**Requirement**
Write out exactly the lines running from the line that includes "Convert this screenshot" to the end of the data, both ends included, and nothing besides.

---------------

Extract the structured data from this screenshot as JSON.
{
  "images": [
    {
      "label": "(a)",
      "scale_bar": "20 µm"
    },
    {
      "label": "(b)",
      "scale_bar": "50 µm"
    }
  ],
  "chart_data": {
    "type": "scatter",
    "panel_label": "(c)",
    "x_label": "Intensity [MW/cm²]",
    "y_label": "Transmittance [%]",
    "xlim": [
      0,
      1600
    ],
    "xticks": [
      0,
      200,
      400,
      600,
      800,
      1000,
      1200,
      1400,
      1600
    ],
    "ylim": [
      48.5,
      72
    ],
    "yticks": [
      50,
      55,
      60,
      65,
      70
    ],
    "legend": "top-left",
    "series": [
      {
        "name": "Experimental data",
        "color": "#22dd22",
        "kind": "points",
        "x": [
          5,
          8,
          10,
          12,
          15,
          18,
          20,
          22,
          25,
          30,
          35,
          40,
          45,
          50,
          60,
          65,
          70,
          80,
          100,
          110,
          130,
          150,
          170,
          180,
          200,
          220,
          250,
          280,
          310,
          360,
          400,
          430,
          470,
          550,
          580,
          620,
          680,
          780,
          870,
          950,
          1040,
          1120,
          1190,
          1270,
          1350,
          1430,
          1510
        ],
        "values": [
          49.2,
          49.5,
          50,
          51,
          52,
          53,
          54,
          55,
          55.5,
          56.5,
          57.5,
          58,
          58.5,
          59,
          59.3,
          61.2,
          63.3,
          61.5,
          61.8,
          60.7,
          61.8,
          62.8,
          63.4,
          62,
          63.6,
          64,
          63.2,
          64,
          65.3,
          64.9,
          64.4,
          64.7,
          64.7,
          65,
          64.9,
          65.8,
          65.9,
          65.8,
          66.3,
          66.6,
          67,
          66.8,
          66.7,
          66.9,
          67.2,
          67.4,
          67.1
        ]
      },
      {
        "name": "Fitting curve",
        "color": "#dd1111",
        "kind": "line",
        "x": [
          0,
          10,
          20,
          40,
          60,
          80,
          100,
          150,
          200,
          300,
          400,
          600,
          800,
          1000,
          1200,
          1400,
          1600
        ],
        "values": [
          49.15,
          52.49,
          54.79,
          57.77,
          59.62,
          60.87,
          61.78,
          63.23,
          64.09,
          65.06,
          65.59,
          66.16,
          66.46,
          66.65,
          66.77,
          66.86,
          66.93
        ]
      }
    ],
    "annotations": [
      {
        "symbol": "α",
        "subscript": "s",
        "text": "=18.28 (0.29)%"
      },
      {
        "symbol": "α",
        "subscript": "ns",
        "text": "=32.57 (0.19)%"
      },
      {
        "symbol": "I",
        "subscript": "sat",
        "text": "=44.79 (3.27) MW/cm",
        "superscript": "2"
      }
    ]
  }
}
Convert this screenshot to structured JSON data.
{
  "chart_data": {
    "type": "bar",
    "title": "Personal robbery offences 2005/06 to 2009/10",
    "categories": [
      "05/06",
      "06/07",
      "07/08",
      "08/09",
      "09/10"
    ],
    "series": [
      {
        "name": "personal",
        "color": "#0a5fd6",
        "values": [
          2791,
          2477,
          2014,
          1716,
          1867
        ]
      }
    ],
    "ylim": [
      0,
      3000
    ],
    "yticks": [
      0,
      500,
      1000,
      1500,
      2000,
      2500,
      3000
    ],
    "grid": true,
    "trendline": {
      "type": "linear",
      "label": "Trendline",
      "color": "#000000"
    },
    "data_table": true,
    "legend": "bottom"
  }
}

---------------

**Output for this exercise**
Convert this screenshot to structured JSON data.
{
  "chart_data": {
    "type": "bar",
    "title": "Personal robbery offences 2005/06 to 2009/10",
    "categories": [
      "05/06",
      "06/07",
      "07/08",
      "08/09",
      "09/10"
    ],
    "series": [
      {
        "name": "personal",
        "color": "#0a5fd6",
        "values": [
          2791,
          2477,
          2014,
          1716,
          1867
        ]
      }
    ],
    "ylim": [
      0,
      3000
    ],
    "yticks": [
      0,
      500,
      1000,
      1500,
      2000,
      2500,
      3000
    ],
    "grid": true,
    "trendline": {
      "type": "linear",
      "label": "Trendline",
      "color": "#000000"
    },
    "data_table": true,
    "legend": "bottom"
  }
}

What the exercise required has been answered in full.